PROBLEM STATEMENT:
Gather up all lines that carry the word "name".
= = = = =
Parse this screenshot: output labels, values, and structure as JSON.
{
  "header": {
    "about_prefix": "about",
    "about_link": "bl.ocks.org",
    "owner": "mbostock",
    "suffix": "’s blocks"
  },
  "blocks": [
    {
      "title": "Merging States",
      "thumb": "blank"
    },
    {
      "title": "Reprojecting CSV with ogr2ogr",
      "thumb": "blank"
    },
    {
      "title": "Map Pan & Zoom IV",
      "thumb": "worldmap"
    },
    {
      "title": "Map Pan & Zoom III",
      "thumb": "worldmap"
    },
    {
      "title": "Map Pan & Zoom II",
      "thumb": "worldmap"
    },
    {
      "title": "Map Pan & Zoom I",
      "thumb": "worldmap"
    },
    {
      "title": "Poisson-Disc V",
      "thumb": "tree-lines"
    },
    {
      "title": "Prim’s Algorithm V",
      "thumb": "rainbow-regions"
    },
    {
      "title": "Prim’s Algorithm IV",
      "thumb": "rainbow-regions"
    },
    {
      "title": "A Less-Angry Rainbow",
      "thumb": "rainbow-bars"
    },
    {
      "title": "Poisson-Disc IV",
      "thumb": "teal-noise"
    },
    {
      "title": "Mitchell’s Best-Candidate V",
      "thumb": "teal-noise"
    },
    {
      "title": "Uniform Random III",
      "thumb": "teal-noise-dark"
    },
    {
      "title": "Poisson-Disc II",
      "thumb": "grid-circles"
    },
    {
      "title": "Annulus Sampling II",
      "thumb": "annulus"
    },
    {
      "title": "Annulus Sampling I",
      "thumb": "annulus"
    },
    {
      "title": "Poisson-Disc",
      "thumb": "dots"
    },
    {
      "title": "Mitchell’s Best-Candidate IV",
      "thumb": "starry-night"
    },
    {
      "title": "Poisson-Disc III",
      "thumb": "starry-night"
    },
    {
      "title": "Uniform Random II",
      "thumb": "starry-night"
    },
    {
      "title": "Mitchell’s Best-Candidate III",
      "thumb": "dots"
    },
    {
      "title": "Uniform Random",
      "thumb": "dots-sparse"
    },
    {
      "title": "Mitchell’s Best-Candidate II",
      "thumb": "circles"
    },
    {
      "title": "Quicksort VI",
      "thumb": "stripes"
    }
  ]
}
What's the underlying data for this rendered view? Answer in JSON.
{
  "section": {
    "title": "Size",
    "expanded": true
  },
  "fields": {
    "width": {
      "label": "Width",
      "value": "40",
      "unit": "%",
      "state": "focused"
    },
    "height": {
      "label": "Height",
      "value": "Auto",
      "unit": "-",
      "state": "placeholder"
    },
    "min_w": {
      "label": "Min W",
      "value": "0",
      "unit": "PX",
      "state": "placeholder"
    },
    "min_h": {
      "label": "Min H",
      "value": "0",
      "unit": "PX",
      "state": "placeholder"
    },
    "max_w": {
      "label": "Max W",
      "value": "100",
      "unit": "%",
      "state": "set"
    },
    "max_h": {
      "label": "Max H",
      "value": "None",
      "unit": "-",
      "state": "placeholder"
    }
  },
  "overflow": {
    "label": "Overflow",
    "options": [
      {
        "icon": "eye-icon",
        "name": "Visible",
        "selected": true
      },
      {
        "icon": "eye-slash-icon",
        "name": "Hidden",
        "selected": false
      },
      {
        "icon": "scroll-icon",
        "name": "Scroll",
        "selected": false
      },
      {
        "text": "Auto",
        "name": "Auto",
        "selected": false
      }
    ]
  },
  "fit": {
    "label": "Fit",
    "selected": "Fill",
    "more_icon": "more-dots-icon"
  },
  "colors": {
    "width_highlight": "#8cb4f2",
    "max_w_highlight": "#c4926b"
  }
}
= = = = =
SOLUTION TO THE PROBLEM:
        "name": "Visible",
        "name": "Hidden",
        "name": "Scroll",
        "name": "Auto",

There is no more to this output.